───── TEXTO EXTRAÍDO

Essa era a pergunta que Marcelo fazia a qualquer pessoa de branco que entrasse no quarto dele, mas ninguém sabia quando nem se voltaria. Ele também não sabia, mas acreditava que seria em breve e estava determinado a ter essa resposta.

Passou a acordar mais cedo para fazer exercícios de fisioterapia e fonoaudiologia com a ajuda da esposa, que o acompanhava em mais duas sessões ao longo do dia.

A rotina era concluída até 11h, horário em que os profissionais dessas áreas começavam a circular pelos quartos para atender os pacientes. Quando o profissional chegava para fazer determinada atividade, ele já respondia: "Esse eu já fiz, passa outra".

──────────
───── REGISTROS FORNECIDOS

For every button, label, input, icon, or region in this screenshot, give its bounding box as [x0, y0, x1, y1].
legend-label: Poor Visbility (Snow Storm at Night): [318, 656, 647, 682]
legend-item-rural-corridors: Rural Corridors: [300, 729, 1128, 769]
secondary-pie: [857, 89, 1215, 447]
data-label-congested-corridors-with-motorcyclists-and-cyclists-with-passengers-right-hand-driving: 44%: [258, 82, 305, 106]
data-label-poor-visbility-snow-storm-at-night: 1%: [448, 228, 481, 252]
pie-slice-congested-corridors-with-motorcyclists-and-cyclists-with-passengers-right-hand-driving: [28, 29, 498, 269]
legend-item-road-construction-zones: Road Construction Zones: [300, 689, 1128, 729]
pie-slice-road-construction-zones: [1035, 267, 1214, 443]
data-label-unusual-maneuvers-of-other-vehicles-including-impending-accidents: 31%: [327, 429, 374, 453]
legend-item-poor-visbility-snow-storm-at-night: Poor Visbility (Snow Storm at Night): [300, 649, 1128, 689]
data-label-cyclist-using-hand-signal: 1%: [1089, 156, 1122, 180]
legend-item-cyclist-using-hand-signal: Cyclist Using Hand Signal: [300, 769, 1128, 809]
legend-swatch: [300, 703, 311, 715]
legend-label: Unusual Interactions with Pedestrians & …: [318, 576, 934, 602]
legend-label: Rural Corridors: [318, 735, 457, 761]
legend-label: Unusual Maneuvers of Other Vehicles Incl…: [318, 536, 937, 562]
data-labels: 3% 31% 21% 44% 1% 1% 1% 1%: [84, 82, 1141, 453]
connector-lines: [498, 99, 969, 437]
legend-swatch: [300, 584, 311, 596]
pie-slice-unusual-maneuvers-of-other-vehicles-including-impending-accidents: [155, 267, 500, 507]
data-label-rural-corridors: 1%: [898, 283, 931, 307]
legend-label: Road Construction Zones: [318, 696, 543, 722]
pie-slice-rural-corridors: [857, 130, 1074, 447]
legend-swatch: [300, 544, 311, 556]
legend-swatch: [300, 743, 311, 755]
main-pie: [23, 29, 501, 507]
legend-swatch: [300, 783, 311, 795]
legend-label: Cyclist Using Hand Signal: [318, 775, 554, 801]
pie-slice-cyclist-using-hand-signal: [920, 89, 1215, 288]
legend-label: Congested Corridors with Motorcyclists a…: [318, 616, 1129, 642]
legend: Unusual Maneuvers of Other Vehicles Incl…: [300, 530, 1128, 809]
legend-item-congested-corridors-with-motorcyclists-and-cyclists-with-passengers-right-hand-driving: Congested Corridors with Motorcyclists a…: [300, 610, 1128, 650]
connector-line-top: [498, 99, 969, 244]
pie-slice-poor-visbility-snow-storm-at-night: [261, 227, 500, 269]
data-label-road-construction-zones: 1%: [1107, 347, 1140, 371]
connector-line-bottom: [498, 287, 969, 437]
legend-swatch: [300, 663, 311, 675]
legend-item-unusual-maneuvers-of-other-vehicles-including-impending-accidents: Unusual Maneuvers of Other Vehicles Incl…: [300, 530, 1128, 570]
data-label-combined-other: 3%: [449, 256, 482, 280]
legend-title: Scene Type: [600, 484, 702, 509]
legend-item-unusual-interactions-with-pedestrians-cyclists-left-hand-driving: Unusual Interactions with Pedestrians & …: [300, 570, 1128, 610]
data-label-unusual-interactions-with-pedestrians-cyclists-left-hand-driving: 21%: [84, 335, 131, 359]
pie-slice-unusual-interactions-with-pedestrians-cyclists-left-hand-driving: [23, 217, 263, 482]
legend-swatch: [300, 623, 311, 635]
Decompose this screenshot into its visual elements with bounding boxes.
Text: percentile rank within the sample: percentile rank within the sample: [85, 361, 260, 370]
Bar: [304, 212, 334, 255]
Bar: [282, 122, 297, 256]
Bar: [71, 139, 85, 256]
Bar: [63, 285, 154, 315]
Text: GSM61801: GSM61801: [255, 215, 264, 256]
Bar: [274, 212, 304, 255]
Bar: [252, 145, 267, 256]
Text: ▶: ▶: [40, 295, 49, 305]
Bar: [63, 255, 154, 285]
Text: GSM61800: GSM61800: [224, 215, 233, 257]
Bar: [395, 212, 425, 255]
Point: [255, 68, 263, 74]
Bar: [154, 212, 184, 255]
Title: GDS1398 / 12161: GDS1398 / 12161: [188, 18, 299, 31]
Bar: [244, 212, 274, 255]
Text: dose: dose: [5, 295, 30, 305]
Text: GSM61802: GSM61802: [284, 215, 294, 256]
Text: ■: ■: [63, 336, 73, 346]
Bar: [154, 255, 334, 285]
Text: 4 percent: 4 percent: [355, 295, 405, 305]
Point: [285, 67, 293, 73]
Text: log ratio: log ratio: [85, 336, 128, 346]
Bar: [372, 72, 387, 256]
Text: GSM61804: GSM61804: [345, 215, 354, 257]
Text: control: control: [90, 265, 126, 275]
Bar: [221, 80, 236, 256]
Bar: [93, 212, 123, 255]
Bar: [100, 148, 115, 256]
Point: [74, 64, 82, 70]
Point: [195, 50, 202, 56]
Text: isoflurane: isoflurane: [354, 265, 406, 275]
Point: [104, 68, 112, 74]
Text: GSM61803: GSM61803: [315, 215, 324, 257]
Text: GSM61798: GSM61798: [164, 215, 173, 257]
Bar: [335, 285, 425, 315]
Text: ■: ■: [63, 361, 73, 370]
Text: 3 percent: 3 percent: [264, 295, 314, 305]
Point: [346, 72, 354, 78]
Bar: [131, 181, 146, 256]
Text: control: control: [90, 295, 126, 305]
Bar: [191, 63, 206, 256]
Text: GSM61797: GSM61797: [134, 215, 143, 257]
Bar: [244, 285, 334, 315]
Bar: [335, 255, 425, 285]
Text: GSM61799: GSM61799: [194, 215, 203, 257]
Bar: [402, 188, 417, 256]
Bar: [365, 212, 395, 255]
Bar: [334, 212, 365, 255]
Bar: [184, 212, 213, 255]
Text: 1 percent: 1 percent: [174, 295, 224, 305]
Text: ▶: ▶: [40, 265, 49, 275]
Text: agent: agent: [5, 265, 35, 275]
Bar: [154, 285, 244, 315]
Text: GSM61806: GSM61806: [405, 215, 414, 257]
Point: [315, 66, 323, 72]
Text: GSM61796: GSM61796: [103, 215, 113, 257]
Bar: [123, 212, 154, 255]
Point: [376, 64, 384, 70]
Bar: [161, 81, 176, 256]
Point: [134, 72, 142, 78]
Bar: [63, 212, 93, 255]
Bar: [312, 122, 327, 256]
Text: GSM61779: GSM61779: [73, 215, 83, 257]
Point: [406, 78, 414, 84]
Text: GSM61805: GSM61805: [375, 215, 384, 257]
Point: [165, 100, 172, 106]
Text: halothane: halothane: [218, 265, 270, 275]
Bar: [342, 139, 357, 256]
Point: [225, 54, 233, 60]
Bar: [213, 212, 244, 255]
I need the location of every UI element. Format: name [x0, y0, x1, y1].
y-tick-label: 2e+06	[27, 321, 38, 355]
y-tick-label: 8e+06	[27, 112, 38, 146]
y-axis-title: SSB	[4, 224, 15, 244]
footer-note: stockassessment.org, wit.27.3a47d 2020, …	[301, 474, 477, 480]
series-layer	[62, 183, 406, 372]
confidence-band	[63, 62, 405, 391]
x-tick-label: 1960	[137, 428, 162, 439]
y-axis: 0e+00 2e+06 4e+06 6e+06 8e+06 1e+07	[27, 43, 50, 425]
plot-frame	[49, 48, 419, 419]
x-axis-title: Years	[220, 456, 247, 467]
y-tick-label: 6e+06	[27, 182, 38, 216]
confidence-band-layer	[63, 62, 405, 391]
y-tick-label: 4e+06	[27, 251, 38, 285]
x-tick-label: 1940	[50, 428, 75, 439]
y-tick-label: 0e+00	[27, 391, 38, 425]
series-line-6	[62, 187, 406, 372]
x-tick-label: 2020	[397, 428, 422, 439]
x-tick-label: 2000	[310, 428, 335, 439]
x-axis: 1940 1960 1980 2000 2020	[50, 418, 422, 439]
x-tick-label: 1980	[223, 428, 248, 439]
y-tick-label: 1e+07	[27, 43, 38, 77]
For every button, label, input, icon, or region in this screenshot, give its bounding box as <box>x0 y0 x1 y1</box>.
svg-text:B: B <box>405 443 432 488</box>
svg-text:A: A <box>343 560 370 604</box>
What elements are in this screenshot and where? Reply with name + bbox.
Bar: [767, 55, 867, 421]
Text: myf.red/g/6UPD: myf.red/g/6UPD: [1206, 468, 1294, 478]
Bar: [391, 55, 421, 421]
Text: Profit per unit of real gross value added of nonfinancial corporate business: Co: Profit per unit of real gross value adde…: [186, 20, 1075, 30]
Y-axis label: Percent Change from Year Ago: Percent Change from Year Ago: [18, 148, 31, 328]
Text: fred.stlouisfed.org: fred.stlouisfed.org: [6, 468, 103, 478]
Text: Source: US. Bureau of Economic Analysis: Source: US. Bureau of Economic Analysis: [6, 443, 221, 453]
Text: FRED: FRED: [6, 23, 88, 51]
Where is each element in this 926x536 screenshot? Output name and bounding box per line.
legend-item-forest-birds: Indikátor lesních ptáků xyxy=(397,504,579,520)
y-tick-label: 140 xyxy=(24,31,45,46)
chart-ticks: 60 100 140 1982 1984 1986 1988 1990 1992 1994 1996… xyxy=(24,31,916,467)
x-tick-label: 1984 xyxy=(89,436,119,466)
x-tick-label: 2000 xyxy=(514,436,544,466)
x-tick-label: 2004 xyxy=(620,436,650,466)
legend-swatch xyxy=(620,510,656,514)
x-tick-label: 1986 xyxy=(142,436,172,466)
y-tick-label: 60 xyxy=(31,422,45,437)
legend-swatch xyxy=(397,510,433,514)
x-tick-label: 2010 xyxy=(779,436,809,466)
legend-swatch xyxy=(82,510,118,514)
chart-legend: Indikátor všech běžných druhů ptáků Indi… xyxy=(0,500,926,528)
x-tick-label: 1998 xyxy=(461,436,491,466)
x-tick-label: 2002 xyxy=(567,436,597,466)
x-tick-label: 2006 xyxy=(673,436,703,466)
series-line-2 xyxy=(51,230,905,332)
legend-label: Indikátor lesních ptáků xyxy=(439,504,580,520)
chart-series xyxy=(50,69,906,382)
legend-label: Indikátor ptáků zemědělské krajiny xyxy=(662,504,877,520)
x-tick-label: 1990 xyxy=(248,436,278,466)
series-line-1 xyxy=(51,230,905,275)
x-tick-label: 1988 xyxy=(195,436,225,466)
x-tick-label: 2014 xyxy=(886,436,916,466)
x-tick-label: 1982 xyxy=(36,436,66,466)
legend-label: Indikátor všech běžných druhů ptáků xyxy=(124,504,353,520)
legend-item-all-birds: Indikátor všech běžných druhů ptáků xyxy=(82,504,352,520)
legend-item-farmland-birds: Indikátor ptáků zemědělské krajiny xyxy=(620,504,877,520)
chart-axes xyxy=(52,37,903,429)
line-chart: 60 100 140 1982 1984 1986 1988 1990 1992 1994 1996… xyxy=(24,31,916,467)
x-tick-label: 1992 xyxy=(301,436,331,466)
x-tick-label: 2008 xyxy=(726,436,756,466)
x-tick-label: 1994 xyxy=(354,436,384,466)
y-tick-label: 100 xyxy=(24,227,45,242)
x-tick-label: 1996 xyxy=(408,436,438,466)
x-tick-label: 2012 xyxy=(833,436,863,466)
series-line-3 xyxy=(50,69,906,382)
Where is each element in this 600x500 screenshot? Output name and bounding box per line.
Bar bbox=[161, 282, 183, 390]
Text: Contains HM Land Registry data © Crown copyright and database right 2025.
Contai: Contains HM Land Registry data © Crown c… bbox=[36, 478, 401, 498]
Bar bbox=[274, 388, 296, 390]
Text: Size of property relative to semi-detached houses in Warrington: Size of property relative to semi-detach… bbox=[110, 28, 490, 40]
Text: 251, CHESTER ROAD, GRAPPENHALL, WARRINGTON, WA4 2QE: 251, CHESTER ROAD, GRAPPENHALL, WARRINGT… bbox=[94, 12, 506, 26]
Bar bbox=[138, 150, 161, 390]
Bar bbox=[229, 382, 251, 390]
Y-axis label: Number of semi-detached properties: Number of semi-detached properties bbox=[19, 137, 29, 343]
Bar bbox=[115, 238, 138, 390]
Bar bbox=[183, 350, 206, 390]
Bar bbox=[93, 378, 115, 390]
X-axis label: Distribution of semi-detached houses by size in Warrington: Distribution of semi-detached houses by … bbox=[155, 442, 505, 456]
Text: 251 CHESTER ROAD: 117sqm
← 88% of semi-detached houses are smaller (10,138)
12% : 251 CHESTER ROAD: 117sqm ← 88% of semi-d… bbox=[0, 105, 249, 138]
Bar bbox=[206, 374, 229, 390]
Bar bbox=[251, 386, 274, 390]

──────────

Escreva a continuação do relato sobre a reabilitação de Marcelo no hospital, começando logo após a última frase apresentada. Os registros vêm de uma fonte diferente da do texto.

Persistente, Marcelo se comprometeu a andar, mesmo sem sentir as pernas. "Era um sacrifício sobre-humano", descreve. Com o auxílio de um andador, ele deu pequenos passos, se arrastando, em torno da cama do quarto. "Quase meia hora fazendo um movimento desse." Com o tempo, passou a dar duas voltas.

O compromisso dele ajudou na recuperação e logo ele teve alta, mas com a necessidade de seguir com as diversas terapias. Mas como? Onde? O plano de saúde não liberou o home care, então um médico do hospital lembrou o casal da AACD.

Atendimento robusto

Em meados de setembro, Marcelo começou a ser atendido na AACD, que elaborou um programa de reabilitação personalizado que incluía fisioterapia aquática, terapia ocupacional, fonoaudiologia, fisioterapia respiratória, entre outras formas de tratamento.

Segundo o coordenador médico da organização, esse é o modus operandi: realizar atendimento, avaliação e elaborar um plano de tratamento no mesmo dia. Ao longo de um ano e meio, Marcelo se dedicou às terapias três vezes por semana.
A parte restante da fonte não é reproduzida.